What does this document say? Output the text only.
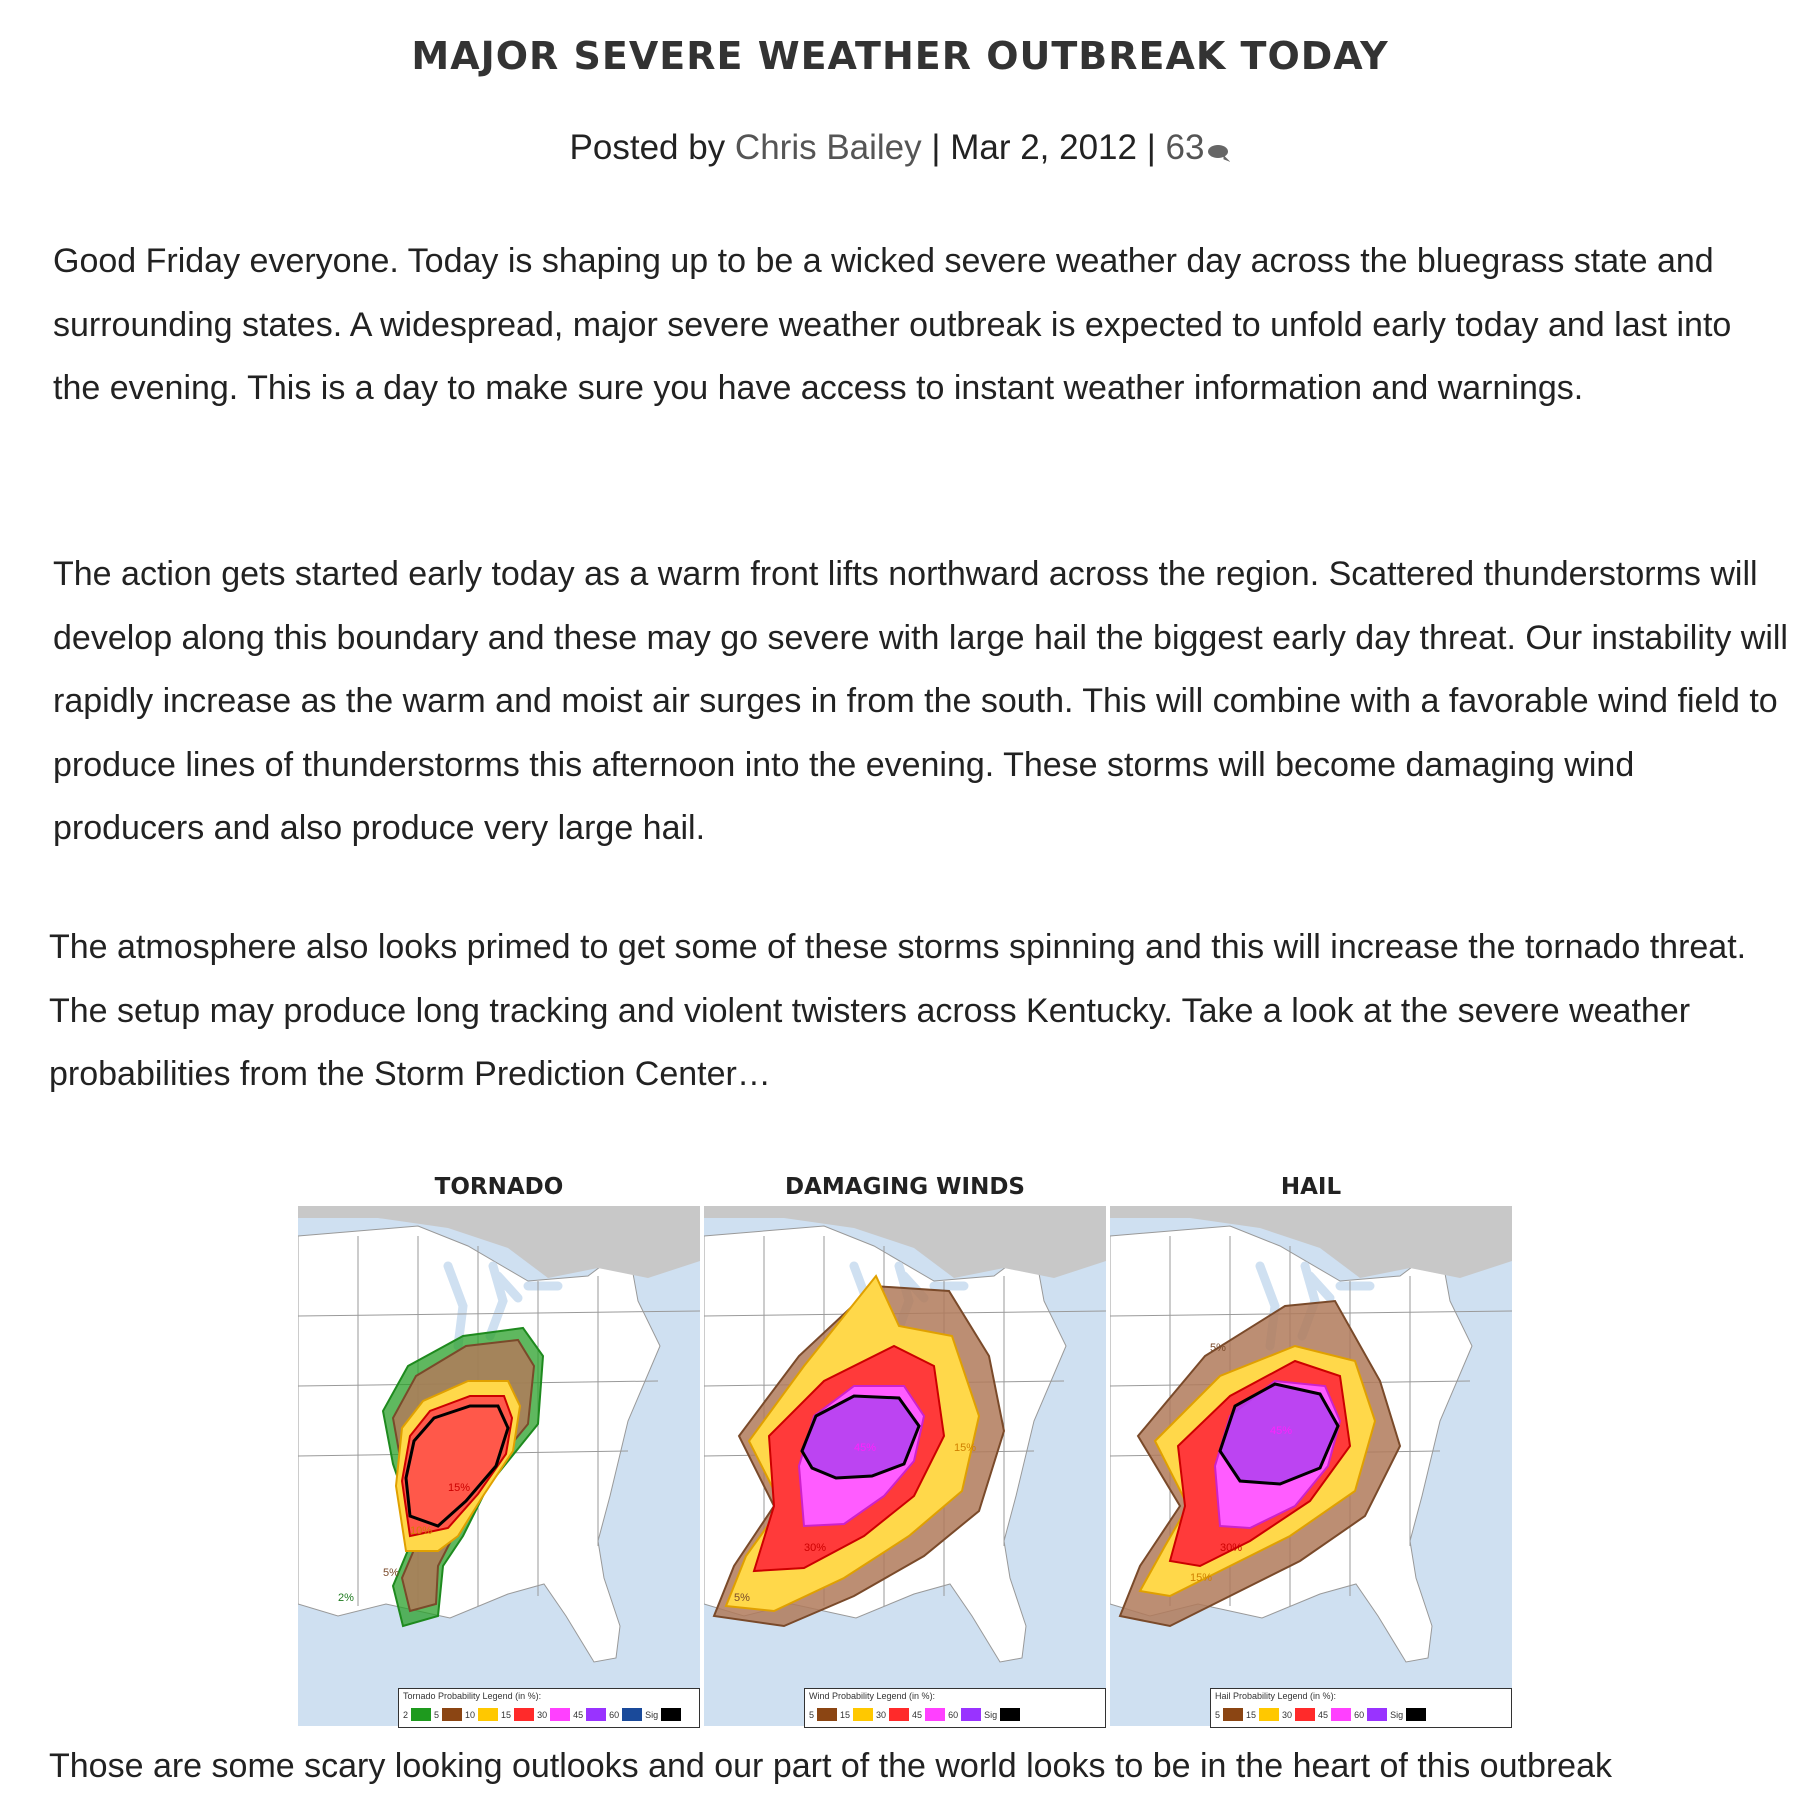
MAJOR SEVERE WEATHER OUTBREAK TODAY
Posted by Chris Bailey | Mar 2, 2012 | 63

Good Friday everyone. Today is shaping up to be a wicked severe weather day across the bluegrass state and surrounding states. A widespread, major severe weather outbreak is expected to unfold early today and last into the evening. This is a day to make sure you have access to instant weather information and warnings.

The action gets started early today as a warm front lifts northward across the region. Scattered thunderstorms will develop along this boundary and these may go severe with large hail the biggest early day threat. Our instability will rapidly increase as the warm and moist air surges in from the south. This will combine with a favorable wind field to produce lines of thunderstorms this afternoon into the evening. These storms will become damaging wind producers and also produce very large hail.

The atmosphere also looks primed to get some of these storms spinning and this will increase the tornado threat. The setup may produce long tracking and violent twisters across Kentucky. Take a look at the severe weather probabilities from the Storm Prediction Center…

TORNADO
15%
10%
5%
2%
Tornado Probability Legend (in %):
2	5	10	15	30	45	60	Sig
DAMAGING WINDS
45%
30%
15%
5%
Wind Probability Legend (in %):
5	15	30	45	60	Sig
HAIL
45%
30%
15%
5%
Hail Probability Legend (in %):
5	15	30	45	60	Sig

Those are some scary looking outlooks and our part of the world looks to be in the heart of this outbreak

YOUR GOAL => Write out the entries above word for word. Do not include the pictures.

REPLY TO THE EXERCISE =>
What does this document say? Output the text only.
MAJOR SEVERE WEATHER OUTBREAK TODAY
Posted by Chris Bailey | Mar 2, 2012 | 63

Good Friday everyone. Today is shaping up to be a wicked severe weather day across the bluegrass state and surrounding states. A widespread, major severe weather outbreak is expected to unfold early today and last into the evening. This is a day to make sure you have access to instant weather information and warnings.

The action gets started early today as a warm front lifts northward across the region. Scattered thunderstorms will develop along this boundary and these may go severe with large hail the biggest early day threat. Our instability will rapidly increase as the warm and moist air surges in from the south. This will combine with a favorable wind field to produce lines of thunderstorms this afternoon into the evening. These storms will become damaging wind producers and also produce very large hail.

The atmosphere also looks primed to get some of these storms spinning and this will increase the tornado threat. The setup may produce long tracking and violent twisters across Kentucky. Take a look at the severe weather probabilities from the Storm Prediction Center…

TORNADO
15%
10%
5%
2%
Tornado Probability Legend (in %):
2	5	10	15	30	45	60	Sig
DAMAGING WINDS
45%
30%
15%
5%
Wind Probability Legend (in %):
5	15	30	45	60	Sig
HAIL
45%
30%
15%
5%
Hail Probability Legend (in %):
5	15	30	45	60	Sig

Those are some scary looking outlooks and our part of the world looks to be in the heart of this outbreak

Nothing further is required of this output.